Required work ▸ Word for word, retype every entry in the listing.

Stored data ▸

:::::

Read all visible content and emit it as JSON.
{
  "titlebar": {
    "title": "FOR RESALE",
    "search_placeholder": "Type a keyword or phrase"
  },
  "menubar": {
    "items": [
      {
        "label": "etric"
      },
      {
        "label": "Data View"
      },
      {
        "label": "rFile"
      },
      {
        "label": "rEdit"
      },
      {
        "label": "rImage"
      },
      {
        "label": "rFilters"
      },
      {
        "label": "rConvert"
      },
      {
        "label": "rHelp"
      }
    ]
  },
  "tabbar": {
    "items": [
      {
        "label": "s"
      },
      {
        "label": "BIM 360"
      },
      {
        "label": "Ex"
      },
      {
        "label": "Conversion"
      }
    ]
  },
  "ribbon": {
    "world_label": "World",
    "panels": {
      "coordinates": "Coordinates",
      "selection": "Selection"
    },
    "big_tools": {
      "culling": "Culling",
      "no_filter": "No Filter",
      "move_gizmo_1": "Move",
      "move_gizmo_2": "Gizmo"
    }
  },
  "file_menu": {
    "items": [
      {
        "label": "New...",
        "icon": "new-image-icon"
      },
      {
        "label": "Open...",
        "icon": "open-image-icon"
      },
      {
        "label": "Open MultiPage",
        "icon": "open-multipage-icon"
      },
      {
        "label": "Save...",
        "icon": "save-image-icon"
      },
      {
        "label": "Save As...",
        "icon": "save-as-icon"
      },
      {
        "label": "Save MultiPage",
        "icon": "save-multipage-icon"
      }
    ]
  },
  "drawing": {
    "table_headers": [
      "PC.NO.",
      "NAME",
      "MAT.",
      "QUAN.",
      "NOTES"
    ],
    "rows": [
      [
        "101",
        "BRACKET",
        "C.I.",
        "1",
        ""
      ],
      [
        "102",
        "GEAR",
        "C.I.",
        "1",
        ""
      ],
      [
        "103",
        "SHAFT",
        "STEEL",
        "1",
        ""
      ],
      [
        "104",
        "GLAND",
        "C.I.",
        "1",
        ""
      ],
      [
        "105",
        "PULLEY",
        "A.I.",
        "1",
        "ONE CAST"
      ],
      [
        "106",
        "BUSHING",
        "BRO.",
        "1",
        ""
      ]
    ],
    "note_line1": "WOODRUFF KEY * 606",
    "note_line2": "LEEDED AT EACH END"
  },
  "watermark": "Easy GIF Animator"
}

:::::

Solved exercise ▸
Read all visible content and emit it as JSON.
{
  "titlebar": {
    "title": "FOR RESALE",
    "search_placeholder": "Type a keyword or phrase"
  },
  "menubar": {
    "items": [
      {
        "label": "etric"
      },
      {
        "label": "Data View"
      },
      {
        "label": "rFile"
      },
      {
        "label": "rEdit"
      },
      {
        "label": "rImage"
      },
      {
        "label": "rFilters"
      },
      {
        "label": "rConvert"
      },
      {
        "label": "rHelp"
      }
    ]
  },
  "tabbar": {
    "items": [
      {
        "label": "s"
      },
      {
        "label": "BIM 360"
      },
      {
        "label": "Ex"
      },
      {
        "label": "Conversion"
      }
    ]
  },
  "ribbon": {
    "world_label": "World",
    "panels": {
      "coordinates": "Coordinates",
      "selection": "Selection"
    },
    "big_tools": {
      "culling": "Culling",
      "no_filter": "No Filter",
      "move_gizmo_1": "Move",
      "move_gizmo_2": "Gizmo"
    }
  },
  "file_menu": {
    "items": [
      {
        "label": "New...",
        "icon": "new-image-icon"
      },
      {
        "label": "Open...",
        "icon": "open-image-icon"
      },
      {
        "label": "Open MultiPage",
        "icon": "open-multipage-icon"
      },
      {
        "label": "Save...",
        "icon": "save-image-icon"
      },
      {
        "label": "Save As...",
        "icon": "save-as-icon"
      },
      {
        "label": "Save MultiPage",
        "icon": "save-multipage-icon"
      }
    ]
  },
  "drawing": {
    "table_headers": [
      "PC.NO.",
      "NAME",
      "MAT.",
      "QUAN.",
      "NOTES"
    ],
    "rows": [
      [
        "101",
        "BRACKET",
        "C.I.",
        "1",
        ""
      ],
      [
        "102",
        "GEAR",
        "C.I.",
        "1",
        ""
      ],
      [
        "103",
        "SHAFT",
        "STEEL",
        "1",
        ""
      ],
      [
        "104",
        "GLAND",
        "C.I.",
        "1",
        ""
      ],
      [
        "105",
        "PULLEY",
        "A.I.",
        "1",
        "ONE CAST"
      ],
      [
        "106",
        "BUSHING",
        "BRO.",
        "1",
        ""
      ]
    ],
    "note_line1": "WOODRUFF KEY * 606",
    "note_line2": "LEEDED AT EACH END"
  },
  "watermark": "Easy GIF Animator"
}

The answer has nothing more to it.